*Material shown*.
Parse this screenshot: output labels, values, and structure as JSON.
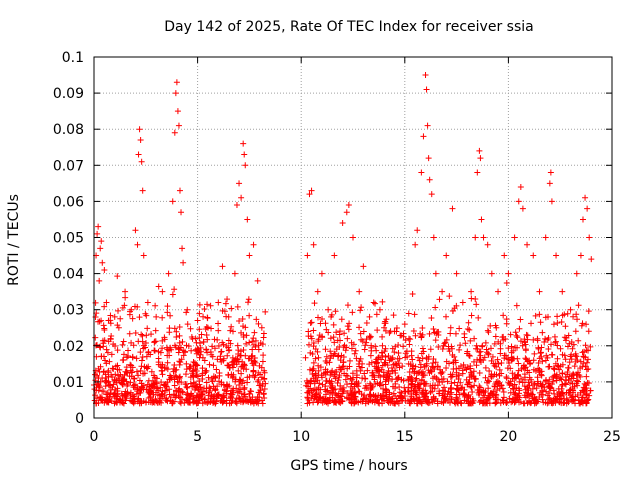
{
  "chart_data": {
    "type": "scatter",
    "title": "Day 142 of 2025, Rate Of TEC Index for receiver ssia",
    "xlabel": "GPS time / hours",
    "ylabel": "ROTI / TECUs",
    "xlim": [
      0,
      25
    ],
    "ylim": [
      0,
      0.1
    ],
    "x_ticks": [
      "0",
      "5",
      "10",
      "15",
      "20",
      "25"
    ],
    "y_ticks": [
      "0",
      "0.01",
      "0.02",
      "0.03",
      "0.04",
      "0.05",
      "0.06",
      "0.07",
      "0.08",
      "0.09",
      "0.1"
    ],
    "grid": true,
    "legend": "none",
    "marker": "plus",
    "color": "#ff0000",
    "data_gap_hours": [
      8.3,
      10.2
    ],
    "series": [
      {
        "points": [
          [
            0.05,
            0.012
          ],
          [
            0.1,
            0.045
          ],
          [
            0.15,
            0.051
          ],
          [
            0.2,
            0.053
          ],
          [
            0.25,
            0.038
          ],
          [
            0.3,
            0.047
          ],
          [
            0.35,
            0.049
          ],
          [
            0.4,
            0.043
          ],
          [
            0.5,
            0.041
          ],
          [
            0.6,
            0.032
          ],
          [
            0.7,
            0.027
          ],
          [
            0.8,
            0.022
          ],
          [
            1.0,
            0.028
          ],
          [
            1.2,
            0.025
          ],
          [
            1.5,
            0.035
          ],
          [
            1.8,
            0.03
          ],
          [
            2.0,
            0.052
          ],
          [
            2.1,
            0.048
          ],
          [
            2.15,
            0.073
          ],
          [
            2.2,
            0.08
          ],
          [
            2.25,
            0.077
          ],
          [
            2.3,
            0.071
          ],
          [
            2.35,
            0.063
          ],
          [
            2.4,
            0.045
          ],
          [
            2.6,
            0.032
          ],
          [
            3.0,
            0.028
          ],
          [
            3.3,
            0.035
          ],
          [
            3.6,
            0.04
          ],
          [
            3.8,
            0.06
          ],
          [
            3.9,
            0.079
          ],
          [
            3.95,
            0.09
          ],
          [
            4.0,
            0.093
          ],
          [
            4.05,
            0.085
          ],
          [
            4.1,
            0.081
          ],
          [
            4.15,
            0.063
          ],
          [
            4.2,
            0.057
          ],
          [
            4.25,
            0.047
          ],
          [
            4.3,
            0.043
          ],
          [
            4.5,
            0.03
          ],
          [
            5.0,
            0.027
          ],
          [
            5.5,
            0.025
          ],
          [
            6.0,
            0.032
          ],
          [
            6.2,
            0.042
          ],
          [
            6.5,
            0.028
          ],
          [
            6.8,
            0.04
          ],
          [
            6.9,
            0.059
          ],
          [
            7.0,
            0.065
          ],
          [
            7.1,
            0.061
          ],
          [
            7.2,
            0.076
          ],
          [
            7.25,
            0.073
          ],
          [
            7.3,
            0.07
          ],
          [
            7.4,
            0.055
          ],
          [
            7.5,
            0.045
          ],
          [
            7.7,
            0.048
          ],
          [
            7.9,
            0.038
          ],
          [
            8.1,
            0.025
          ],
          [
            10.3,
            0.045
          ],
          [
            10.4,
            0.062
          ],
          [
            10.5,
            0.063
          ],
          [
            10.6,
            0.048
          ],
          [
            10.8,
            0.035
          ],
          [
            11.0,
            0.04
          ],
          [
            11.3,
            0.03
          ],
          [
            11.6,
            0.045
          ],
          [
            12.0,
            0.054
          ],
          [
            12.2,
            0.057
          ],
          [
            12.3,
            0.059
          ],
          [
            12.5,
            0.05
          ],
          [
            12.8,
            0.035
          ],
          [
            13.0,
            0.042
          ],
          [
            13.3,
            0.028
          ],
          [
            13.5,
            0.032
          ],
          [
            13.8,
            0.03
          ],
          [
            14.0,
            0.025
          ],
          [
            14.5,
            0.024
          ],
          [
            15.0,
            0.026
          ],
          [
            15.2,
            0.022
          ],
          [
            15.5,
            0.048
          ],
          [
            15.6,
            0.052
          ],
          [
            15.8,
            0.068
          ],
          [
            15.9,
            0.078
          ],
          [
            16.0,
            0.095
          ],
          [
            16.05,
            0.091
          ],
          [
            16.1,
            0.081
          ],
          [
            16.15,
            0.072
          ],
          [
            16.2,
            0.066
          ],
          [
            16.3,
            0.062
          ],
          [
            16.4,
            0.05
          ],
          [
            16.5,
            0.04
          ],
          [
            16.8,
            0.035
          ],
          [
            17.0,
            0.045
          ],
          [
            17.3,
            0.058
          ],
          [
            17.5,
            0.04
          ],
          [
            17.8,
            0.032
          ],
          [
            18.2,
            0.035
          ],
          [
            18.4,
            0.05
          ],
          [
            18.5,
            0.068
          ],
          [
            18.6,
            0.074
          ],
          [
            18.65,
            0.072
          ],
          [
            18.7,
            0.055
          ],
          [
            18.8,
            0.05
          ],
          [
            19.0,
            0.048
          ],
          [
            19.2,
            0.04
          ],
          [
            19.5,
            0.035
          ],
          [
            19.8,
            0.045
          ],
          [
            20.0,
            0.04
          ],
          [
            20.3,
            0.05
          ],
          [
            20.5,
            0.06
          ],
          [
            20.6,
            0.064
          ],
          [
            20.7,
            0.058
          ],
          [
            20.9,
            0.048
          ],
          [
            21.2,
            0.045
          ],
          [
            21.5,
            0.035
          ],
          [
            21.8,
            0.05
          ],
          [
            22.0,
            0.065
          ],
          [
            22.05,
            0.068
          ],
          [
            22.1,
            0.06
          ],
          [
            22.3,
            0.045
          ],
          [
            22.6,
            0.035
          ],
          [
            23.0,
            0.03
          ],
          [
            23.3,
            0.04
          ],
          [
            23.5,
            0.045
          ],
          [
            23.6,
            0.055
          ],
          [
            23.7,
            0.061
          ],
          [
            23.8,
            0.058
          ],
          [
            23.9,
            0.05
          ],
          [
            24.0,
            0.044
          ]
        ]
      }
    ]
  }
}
==
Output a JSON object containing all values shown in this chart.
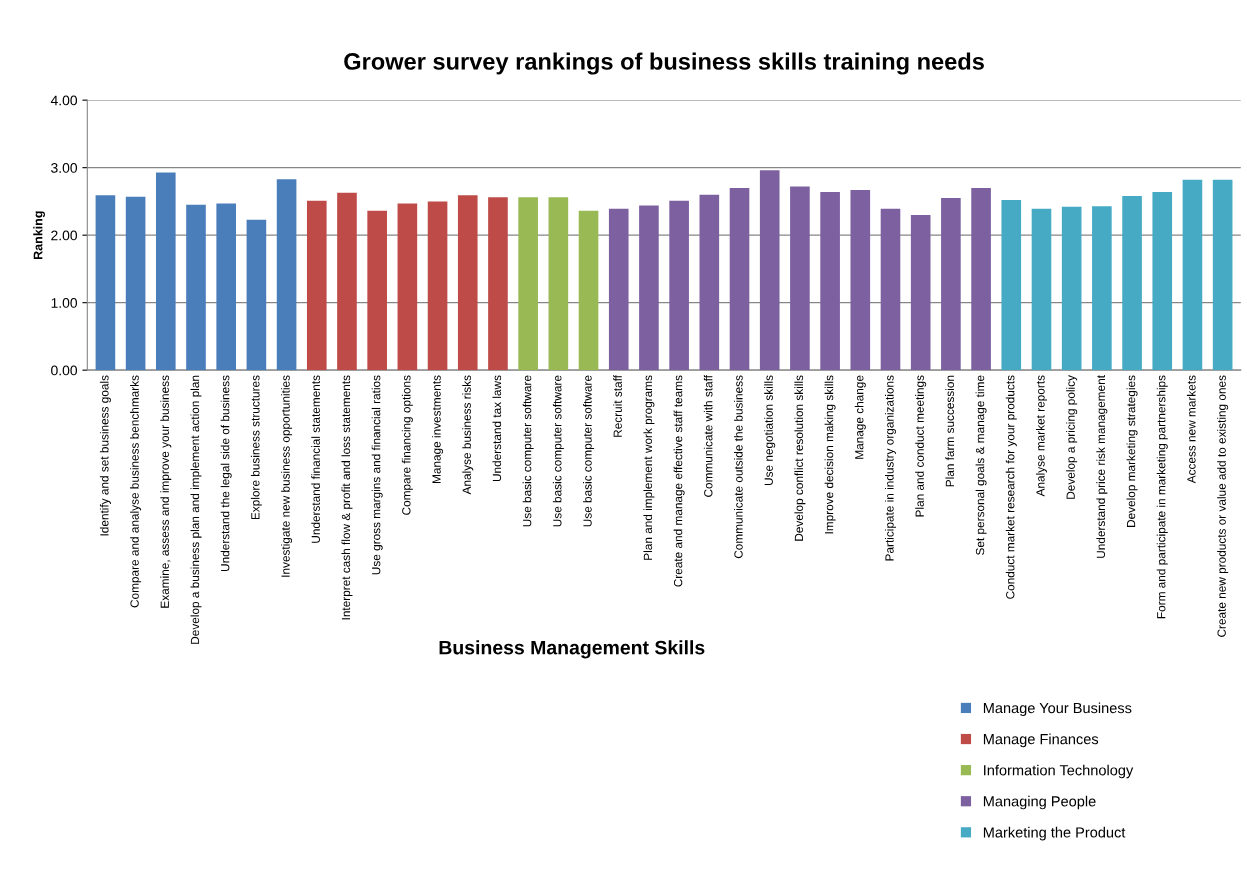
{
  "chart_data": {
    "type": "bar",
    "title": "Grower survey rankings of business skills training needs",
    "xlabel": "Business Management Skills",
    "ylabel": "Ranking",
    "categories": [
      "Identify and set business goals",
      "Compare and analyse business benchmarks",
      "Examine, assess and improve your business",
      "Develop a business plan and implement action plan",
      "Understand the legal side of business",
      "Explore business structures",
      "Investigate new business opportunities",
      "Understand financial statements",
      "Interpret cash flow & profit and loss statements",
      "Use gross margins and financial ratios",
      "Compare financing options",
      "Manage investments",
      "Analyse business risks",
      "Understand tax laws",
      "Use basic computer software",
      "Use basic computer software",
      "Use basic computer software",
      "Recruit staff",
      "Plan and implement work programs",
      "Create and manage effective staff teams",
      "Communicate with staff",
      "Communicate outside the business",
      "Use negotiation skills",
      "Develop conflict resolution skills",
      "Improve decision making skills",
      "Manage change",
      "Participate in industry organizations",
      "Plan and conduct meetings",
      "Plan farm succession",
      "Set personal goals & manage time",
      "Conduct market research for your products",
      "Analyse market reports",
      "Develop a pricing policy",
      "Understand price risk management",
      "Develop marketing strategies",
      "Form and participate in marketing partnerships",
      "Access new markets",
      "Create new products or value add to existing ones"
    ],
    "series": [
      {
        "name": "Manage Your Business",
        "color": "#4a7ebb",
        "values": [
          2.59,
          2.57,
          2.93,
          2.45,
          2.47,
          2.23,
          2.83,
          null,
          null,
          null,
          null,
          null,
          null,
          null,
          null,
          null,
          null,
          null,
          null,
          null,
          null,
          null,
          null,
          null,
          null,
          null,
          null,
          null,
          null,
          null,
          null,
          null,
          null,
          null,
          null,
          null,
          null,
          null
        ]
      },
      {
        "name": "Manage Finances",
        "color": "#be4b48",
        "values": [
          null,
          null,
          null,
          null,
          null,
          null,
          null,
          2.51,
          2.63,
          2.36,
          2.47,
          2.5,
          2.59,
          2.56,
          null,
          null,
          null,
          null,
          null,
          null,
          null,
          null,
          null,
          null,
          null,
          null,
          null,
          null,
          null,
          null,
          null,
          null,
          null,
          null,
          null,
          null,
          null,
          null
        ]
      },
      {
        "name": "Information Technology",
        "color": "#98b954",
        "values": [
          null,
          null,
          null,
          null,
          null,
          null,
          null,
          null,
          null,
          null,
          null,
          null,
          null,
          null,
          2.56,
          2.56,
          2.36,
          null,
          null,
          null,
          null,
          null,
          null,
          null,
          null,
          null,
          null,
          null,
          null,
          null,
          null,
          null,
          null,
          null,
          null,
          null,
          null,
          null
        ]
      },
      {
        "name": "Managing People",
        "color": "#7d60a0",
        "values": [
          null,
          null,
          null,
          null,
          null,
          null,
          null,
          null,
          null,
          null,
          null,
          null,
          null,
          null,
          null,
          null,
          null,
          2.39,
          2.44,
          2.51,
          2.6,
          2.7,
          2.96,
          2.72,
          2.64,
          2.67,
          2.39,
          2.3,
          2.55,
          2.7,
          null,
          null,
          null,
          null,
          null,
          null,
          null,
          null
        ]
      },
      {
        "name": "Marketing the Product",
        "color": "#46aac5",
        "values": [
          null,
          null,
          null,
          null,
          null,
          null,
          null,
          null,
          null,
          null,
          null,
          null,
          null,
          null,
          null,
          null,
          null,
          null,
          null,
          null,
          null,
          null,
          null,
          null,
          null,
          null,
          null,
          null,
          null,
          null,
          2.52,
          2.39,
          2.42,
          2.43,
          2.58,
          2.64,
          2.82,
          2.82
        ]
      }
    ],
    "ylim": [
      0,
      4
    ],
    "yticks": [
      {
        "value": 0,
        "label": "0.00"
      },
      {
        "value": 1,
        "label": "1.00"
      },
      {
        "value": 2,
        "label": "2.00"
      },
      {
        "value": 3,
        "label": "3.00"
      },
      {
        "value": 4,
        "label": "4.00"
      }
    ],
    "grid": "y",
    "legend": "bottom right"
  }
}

*Short problem*.
Gather each line that holds "name".

*Result for this exercise*.
        "name": "Manage Your Business",
        "name": "Manage Finances",
        "name": "Information Technology",
        "name": "Managing People",
        "name": "Marketing the Product",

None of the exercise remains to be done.